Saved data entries
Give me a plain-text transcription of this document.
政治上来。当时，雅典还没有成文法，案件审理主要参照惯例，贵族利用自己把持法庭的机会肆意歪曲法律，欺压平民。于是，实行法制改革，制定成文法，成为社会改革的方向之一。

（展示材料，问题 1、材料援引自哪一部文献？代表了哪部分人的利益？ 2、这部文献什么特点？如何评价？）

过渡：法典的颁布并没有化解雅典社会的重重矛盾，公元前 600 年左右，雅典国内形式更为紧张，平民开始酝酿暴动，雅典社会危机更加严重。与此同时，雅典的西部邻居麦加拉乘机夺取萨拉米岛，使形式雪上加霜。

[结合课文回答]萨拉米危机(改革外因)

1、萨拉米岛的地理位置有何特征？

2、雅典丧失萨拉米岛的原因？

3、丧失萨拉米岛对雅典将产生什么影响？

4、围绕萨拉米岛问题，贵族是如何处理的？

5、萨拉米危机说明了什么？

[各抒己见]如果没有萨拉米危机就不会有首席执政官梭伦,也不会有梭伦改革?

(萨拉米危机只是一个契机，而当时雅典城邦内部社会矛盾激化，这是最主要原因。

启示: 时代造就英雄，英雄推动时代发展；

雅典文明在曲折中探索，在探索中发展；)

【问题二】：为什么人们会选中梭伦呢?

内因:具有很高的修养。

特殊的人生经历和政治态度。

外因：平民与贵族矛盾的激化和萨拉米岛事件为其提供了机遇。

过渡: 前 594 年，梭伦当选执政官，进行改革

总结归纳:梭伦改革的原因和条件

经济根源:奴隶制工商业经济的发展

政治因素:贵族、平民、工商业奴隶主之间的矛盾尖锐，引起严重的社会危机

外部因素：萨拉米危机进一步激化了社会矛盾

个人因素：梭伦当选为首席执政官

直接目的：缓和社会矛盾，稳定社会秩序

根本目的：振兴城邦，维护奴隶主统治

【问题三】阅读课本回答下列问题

Directions: Your task is to reproduce all of the records exactly.

Worked solution:
Give me a plain-text transcription of this document.
政治上来。当时，雅典还没有成文法，案件审理主要参照惯例，贵族利用自己把持法庭的机会肆意歪曲法律，欺压平民。于是，实行法制改革，制定成文法，成为社会改革的方向之一。

（展示材料，问题 1、材料援引自哪一部文献？代表了哪部分人的利益？ 2、这部文献什么特点？如何评价？）

过渡：法典的颁布并没有化解雅典社会的重重矛盾，公元前 600 年左右，雅典国内形式更为紧张，平民开始酝酿暴动，雅典社会危机更加严重。与此同时，雅典的西部邻居麦加拉乘机夺取萨拉米岛，使形式雪上加霜。

[结合课文回答]萨拉米危机(改革外因)

1、萨拉米岛的地理位置有何特征？

2、雅典丧失萨拉米岛的原因？

3、丧失萨拉米岛对雅典将产生什么影响？

4、围绕萨拉米岛问题，贵族是如何处理的？

5、萨拉米危机说明了什么？

[各抒己见]如果没有萨拉米危机就不会有首席执政官梭伦,也不会有梭伦改革?

(萨拉米危机只是一个契机，而当时雅典城邦内部社会矛盾激化，这是最主要原因。

启示: 时代造就英雄，英雄推动时代发展；

雅典文明在曲折中探索，在探索中发展；)

【问题二】：为什么人们会选中梭伦呢?

内因:具有很高的修养。

特殊的人生经历和政治态度。

外因：平民与贵族矛盾的激化和萨拉米岛事件为其提供了机遇。

过渡: 前 594 年，梭伦当选执政官，进行改革

总结归纳:梭伦改革的原因和条件

经济根源:奴隶制工商业经济的发展

政治因素:贵族、平民、工商业奴隶主之间的矛盾尖锐，引起严重的社会危机

外部因素：萨拉米危机进一步激化了社会矛盾

个人因素：梭伦当选为首席执政官

直接目的：缓和社会矛盾，稳定社会秩序

根本目的：振兴城邦，维护奴隶主统治

【问题三】阅读课本回答下列问题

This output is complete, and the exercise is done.